**What the task requires**
Exclude the pictures and reproduce the remaining data exactly as written.

**Provided records**
......
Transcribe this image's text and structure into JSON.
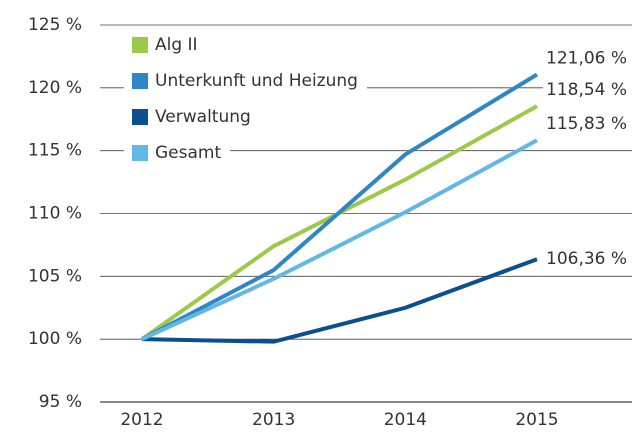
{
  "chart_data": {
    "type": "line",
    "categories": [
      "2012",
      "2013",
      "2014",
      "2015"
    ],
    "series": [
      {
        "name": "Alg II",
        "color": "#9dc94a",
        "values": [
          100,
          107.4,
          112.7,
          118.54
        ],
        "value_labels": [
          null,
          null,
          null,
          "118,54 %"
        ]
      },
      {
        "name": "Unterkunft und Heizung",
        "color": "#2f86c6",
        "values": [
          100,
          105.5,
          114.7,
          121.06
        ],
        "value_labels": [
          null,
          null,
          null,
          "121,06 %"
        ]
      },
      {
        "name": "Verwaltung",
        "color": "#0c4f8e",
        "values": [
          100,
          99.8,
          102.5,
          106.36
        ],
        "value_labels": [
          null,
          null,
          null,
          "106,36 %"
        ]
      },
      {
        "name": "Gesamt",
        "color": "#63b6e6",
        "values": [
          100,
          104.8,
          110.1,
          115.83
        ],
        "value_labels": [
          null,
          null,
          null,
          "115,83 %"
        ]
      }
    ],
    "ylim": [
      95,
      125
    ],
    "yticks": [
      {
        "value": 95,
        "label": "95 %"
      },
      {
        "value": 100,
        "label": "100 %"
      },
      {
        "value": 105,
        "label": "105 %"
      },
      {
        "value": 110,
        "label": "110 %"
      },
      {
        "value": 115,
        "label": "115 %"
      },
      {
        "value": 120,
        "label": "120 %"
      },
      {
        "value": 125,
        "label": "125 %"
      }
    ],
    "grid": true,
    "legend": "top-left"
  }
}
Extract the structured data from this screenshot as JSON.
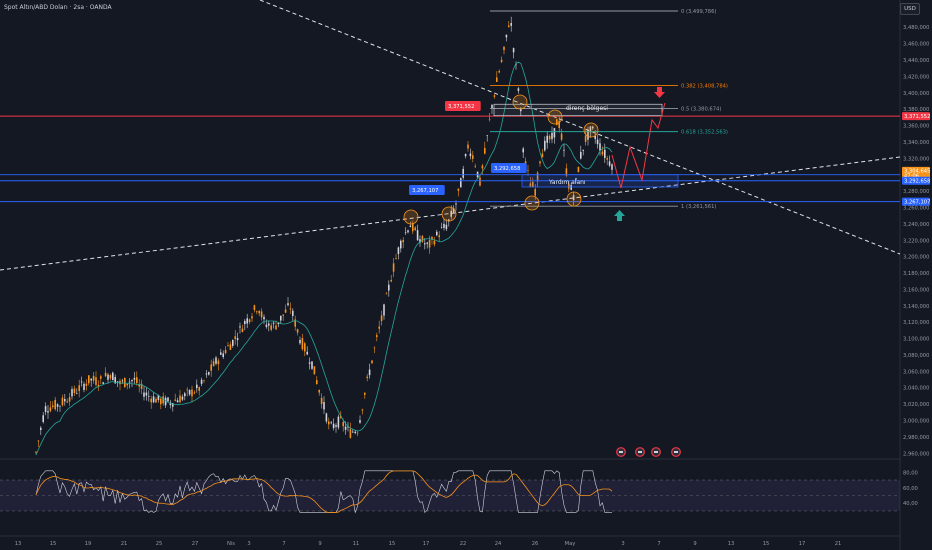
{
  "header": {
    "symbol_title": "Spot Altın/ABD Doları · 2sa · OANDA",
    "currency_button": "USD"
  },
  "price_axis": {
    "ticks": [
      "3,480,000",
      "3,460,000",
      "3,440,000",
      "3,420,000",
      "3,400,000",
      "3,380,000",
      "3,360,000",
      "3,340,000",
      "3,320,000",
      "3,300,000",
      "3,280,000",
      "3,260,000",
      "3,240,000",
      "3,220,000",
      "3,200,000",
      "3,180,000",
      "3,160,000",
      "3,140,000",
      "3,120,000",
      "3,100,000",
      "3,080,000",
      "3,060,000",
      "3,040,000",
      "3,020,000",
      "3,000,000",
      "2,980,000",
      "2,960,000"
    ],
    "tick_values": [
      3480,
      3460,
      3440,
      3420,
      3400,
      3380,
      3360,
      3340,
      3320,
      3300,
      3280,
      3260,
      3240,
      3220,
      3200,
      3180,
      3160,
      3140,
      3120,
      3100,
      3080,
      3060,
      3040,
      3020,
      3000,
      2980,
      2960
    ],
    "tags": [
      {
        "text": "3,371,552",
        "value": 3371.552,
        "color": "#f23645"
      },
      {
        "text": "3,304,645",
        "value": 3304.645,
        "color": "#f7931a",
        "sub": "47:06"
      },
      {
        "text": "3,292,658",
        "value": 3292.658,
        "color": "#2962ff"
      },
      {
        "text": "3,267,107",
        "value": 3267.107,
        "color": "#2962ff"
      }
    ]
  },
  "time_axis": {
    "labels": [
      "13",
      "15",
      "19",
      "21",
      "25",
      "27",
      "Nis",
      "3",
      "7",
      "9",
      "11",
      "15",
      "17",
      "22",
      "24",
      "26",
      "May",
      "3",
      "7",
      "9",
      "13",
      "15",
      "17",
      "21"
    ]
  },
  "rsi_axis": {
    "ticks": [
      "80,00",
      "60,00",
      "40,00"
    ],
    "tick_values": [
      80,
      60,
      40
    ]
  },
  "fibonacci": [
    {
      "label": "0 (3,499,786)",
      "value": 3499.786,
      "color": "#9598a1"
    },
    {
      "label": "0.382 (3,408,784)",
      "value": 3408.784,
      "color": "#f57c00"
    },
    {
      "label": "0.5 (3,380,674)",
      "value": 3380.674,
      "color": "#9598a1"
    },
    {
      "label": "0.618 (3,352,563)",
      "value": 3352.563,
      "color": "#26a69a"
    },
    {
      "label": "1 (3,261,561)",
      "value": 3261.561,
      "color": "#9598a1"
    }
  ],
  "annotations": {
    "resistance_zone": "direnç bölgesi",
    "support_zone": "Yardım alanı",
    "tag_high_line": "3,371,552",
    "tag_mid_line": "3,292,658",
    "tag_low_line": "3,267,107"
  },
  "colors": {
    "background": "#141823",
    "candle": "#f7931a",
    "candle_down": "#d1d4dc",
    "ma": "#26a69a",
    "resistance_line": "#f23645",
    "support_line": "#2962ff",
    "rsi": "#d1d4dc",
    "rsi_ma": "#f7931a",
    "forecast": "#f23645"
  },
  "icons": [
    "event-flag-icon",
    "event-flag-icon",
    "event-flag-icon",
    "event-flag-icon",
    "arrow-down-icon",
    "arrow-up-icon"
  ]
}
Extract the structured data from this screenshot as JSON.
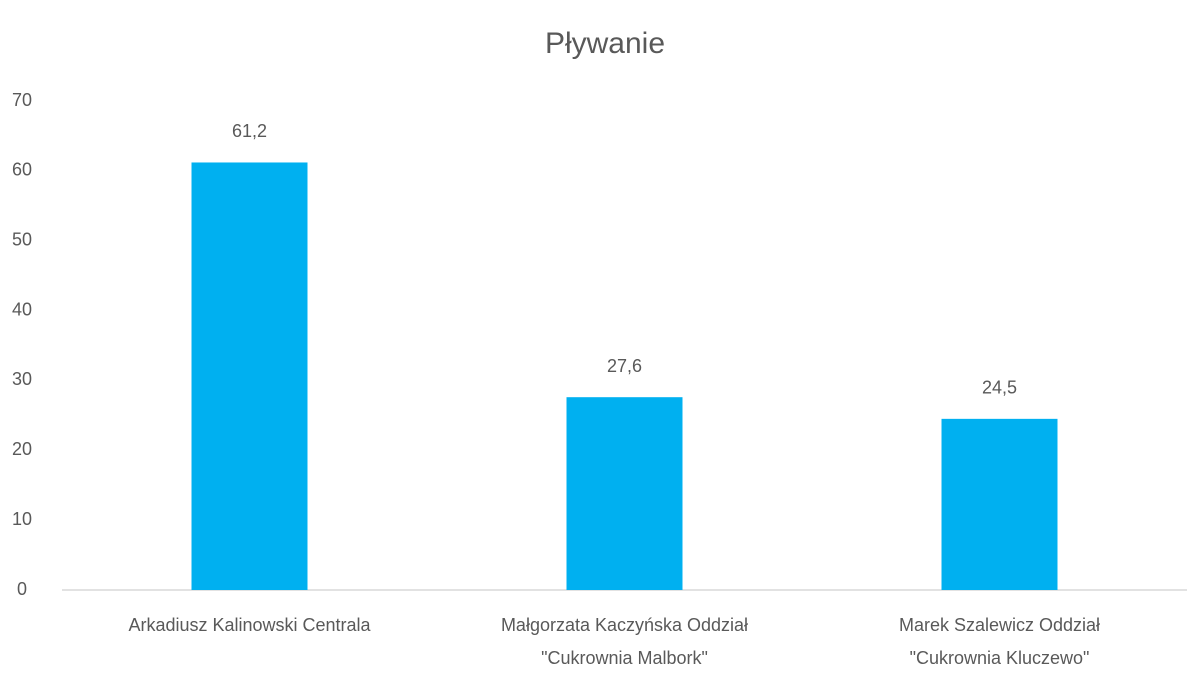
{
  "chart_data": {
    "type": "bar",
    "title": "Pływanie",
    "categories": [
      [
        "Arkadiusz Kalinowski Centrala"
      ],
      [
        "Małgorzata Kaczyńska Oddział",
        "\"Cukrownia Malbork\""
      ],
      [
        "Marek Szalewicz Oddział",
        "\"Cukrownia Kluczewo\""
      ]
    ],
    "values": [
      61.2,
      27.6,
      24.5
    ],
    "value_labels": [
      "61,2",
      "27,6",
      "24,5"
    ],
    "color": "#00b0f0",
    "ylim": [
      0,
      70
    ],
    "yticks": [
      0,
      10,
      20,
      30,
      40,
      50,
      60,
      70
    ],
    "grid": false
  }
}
......
**Right answer**
Transcribe this image's text and structure into JSON.
{
  "chart_data": {
    "type": "line",
    "categories": [
      "2012",
      "2013",
      "2014",
      "2015"
    ],
    "series": [
      {
        "name": "Alg II",
        "color": "#9dc94a",
        "values": [
          100,
          107.4,
          112.7,
          118.54
        ],
        "value_labels": [
          null,
          null,
          null,
          "118,54 %"
        ]
      },
      {
        "name": "Unterkunft und Heizung",
        "color": "#2f86c6",
        "values": [
          100,
          105.5,
          114.7,
          121.06
        ],
        "value_labels": [
          null,
          null,
          null,
          "121,06 %"
        ]
      },
      {
        "name": "Verwaltung",
        "color": "#0c4f8e",
        "values": [
          100,
          99.8,
          102.5,
          106.36
        ],
        "value_labels": [
          null,
          null,
          null,
          "106,36 %"
        ]
      },
      {
        "name": "Gesamt",
        "color": "#63b6e6",
        "values": [
          100,
          104.8,
          110.1,
          115.83
        ],
        "value_labels": [
          null,
          null,
          null,
          "115,83 %"
        ]
      }
    ],
    "ylim": [
      95,
      125
    ],
    "yticks": [
      {
        "value": 95,
        "label": "95 %"
      },
      {
        "value": 100,
        "label": "100 %"
      },
      {
        "value": 105,
        "label": "105 %"
      },
      {
        "value": 110,
        "label": "110 %"
      },
      {
        "value": 115,
        "label": "115 %"
      },
      {
        "value": 120,
        "label": "120 %"
      },
      {
        "value": 125,
        "label": "125 %"
      }
    ],
    "grid": true,
    "legend": "top-left"
  }
}
Extract the structured data from this screenshot as JSON.
{
  "header": {
    "symbol_title": "Spot Altın/ABD Doları · 2sa · OANDA",
    "currency_button": "USD"
  },
  "price_axis": {
    "ticks": [
      "3,480,000",
      "3,460,000",
      "3,440,000",
      "3,420,000",
      "3,400,000",
      "3,380,000",
      "3,360,000",
      "3,340,000",
      "3,320,000",
      "3,300,000",
      "3,280,000",
      "3,260,000",
      "3,240,000",
      "3,220,000",
      "3,200,000",
      "3,180,000",
      "3,160,000",
      "3,140,000",
      "3,120,000",
      "3,100,000",
      "3,080,000",
      "3,060,000",
      "3,040,000",
      "3,020,000",
      "3,000,000",
      "2,980,000",
      "2,960,000"
    ],
    "tick_values": [
      3480,
      3460,
      3440,
      3420,
      3400,
      3380,
      3360,
      3340,
      3320,
      3300,
      3280,
      3260,
      3240,
      3220,
      3200,
      3180,
      3160,
      3140,
      3120,
      3100,
      3080,
      3060,
      3040,
      3020,
      3000,
      2980,
      2960
    ],
    "tags": [
      {
        "text": "3,371,552",
        "value": 3371.552,
        "color": "#f23645"
      },
      {
        "text": "3,304,645",
        "value": 3304.645,
        "color": "#f7931a",
        "sub": "47:06"
      },
      {
        "text": "3,292,658",
        "value": 3292.658,
        "color": "#2962ff"
      },
      {
        "text": "3,267,107",
        "value": 3267.107,
        "color": "#2962ff"
      }
    ]
  },
  "time_axis": {
    "labels": [
      "13",
      "15",
      "19",
      "21",
      "25",
      "27",
      "Nis",
      "3",
      "7",
      "9",
      "11",
      "15",
      "17",
      "22",
      "24",
      "26",
      "May",
      "3",
      "7",
      "9",
      "13",
      "15",
      "17",
      "21"
    ]
  },
  "rsi_axis": {
    "ticks": [
      "80,00",
      "60,00",
      "40,00"
    ],
    "tick_values": [
      80,
      60,
      40
    ]
  },
  "fibonacci": [
    {
      "label": "0 (3,499,786)",
      "value": 3499.786,
      "color": "#9598a1"
    },
    {
      "label": "0.382 (3,408,784)",
      "value": 3408.784,
      "color": "#f57c00"
    },
    {
      "label": "0.5 (3,380,674)",
      "value": 3380.674,
      "color": "#9598a1"
    },
    {
      "label": "0.618 (3,352,563)",
      "value": 3352.563,
      "color": "#26a69a"
    },
    {
      "label": "1 (3,261,561)",
      "value": 3261.561,
      "color": "#9598a1"
    }
  ],
  "annotations": {
    "resistance_zone": "direnç bölgesi",
    "support_zone": "Yardım alanı",
    "tag_high_line": "3,371,552",
    "tag_mid_line": "3,292,658",
    "tag_low_line": "3,267,107"
  },
  "colors": {
    "background": "#141823",
    "candle": "#f7931a",
    "candle_down": "#d1d4dc",
    "ma": "#26a69a",
    "resistance_line": "#f23645",
    "support_line": "#2962ff",
    "rsi": "#d1d4dc",
    "rsi_ma": "#f7931a",
    "forecast": "#f23645"
  },
  "icons": [
    "event-flag-icon",
    "event-flag-icon",
    "event-flag-icon",
    "event-flag-icon",
    "arrow-down-icon",
    "arrow-up-icon"
  ]
}
Extract the structured data from this screenshot as JSON.
{
  "chart_data": {
    "type": "bar",
    "title": "Pływanie",
    "categories": [
      [
        "Arkadiusz Kalinowski Centrala"
      ],
      [
        "Małgorzata Kaczyńska Oddział",
        "\"Cukrownia Malbork\""
      ],
      [
        "Marek Szalewicz Oddział",
        "\"Cukrownia Kluczewo\""
      ]
    ],
    "values": [
      61.2,
      27.6,
      24.5
    ],
    "value_labels": [
      "61,2",
      "27,6",
      "24,5"
    ],
    "color": "#00b0f0",
    "ylim": [
      0,
      70
    ],
    "yticks": [
      0,
      10,
      20,
      30,
      40,
      50,
      60,
      70
    ],
    "grid": false
  }
}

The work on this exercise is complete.